## PROBLEM STATEMENT
Repeat all of the material below exactly as written, images excluded.

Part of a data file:
────────────────────

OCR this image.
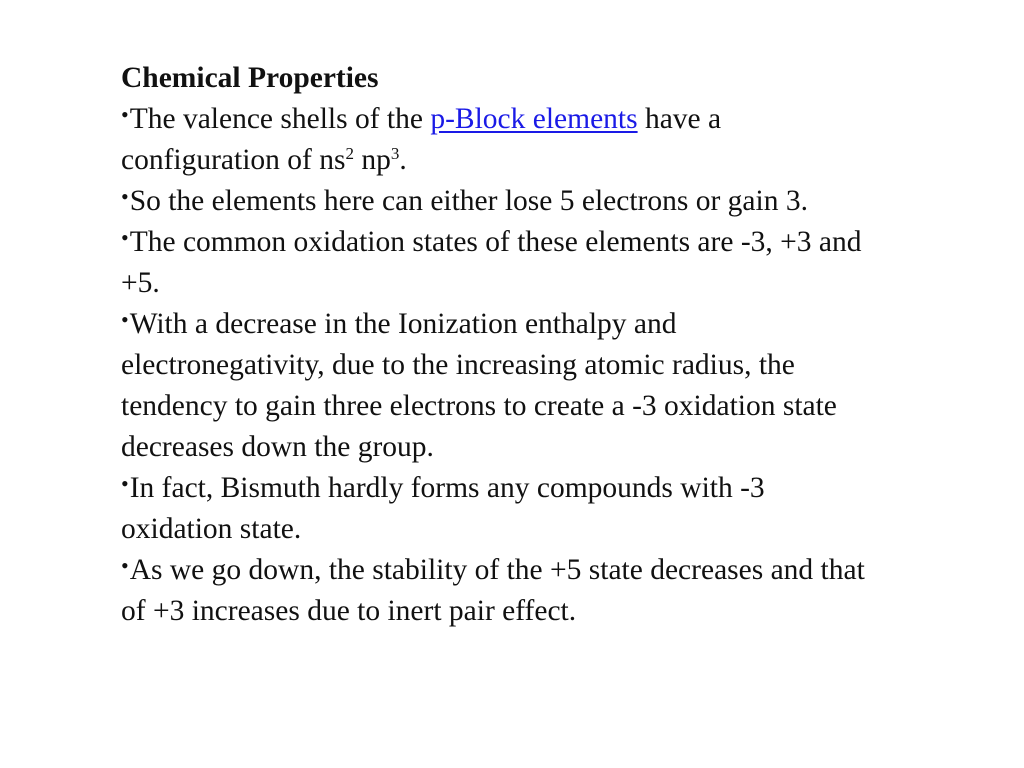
Chemical Properties

•The valence shells of the p-Block elements have a configuration of $ns^2$ $np^3$.

•So the elements here can either lose 5 electrons or gain 3.

•The common oxidation states of these elements are -3, +3 and +5.

•With a decrease in the Ionization enthalpy and electronegativity, due to the increasing atomic radius, the tendency to gain three electrons to create a -3 oxidation state decreases down the group.

•In fact, Bismuth hardly forms any compounds with -3 oxidation state.

•As we go down, the stability of the +5 state decreases and that of +3 increases due to inert pair effect.
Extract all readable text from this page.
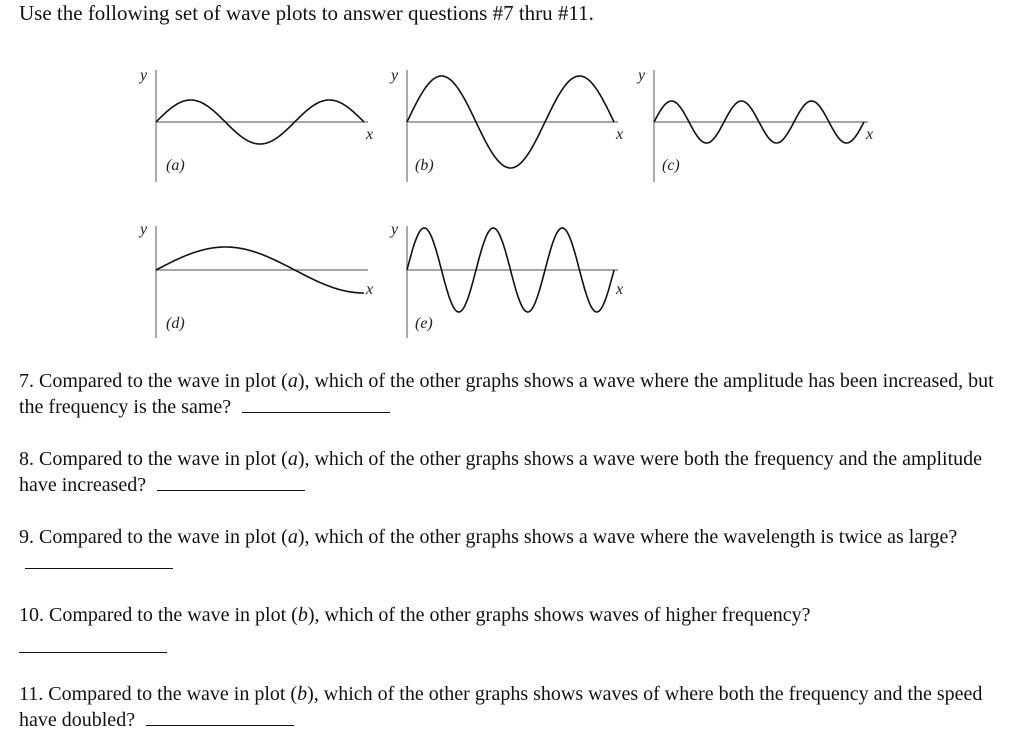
Use the following set of wave plots to answer questions #7 thru #11.
y
x
(a)
y
x
(b)
y
x
(c)
y
x
(d)
y
x
(e)
7. Compared to the wave in plot (a), which of the other graphs shows a wave where the amplitude has been increased, but the frequency is the same?
8. Compared to the wave in plot (a), which of the other graphs shows a wave were both the frequency and the amplitude have increased?
9. Compared to the wave in plot (a), which of the other graphs shows a wave where the wavelength is twice as large?
10. Compared to the wave in plot (b), which of the other graphs shows waves of higher frequency?
11. Compared to the wave in plot (b), which of the other graphs shows waves of where both the frequency and the speed have doubled?
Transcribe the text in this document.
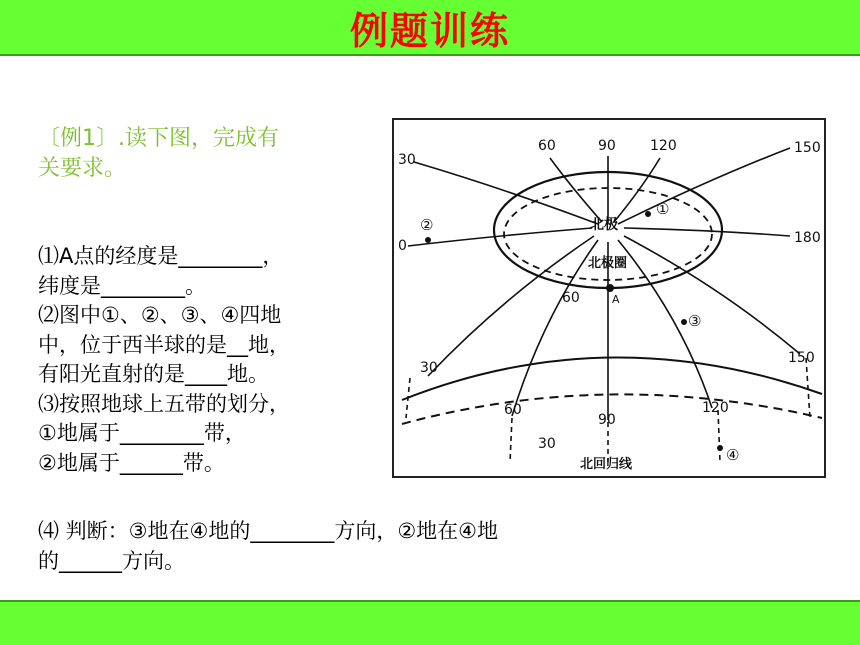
例题训练
〔例1〕.读下图，完成有
关要求。
⑴A点的经度是________，
纬度是________。
⑵图中①、②、③、④四地
中，位于西半球的是__地，
有阳光直射的是____地。
⑶按照地球上五带的划分，
①地属于________带，
②地属于______带。
⑷ 判断：③地在④地的________方向，②地在④地
的______方向。
60	90 120	150
30
0	180
60
30
60
90
120
150
30
北极
北极圈
北回归线
A
①
②
③
④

────────────────────

## FINAL RESULT
OCR this image.
Chemical Properties

•The valence shells of the p-Block elements have a configuration of $ns^2$ $np^3$.

•So the elements here can either lose 5 electrons or gain 3.

•The common oxidation states of these elements are -3, +3 and +5.

•With a decrease in the Ionization enthalpy and electronegativity, due to the increasing atomic radius, the tendency to gain three electrons to create a -3 oxidation state decreases down the group.

•In fact, Bismuth hardly forms any compounds with -3 oxidation state.

•As we go down, the stability of the +5 state decreases and that of +3 increases due to inert pair effect.
Extract all readable text from this page.
Use the following set of wave plots to answer questions #7 thru #11.
y
x
(a)
y
x
(b)
y
x
(c)
y
x
(d)
y
x
(e)
7. Compared to the wave in plot (a), which of the other graphs shows a wave where the amplitude has been increased, but the frequency is the same?
8. Compared to the wave in plot (a), which of the other graphs shows a wave were both the frequency and the amplitude have increased?
9. Compared to the wave in plot (a), which of the other graphs shows a wave where the wavelength is twice as large?
10. Compared to the wave in plot (b), which of the other graphs shows waves of higher frequency?
11. Compared to the wave in plot (b), which of the other graphs shows waves of where both the frequency and the speed have doubled?
Transcribe the text in this document.
例题训练
〔例1〕.读下图，完成有
关要求。
⑴A点的经度是________，
纬度是________。
⑵图中①、②、③、④四地
中，位于西半球的是__地，
有阳光直射的是____地。
⑶按照地球上五带的划分，
①地属于________带，
②地属于______带。
⑷ 判断：③地在④地的________方向，②地在④地
的______方向。
60	90 120	150
30
0	180
60
30
60
90
120
150
30
北极
北极圈
北回归线
A
①
②
③
④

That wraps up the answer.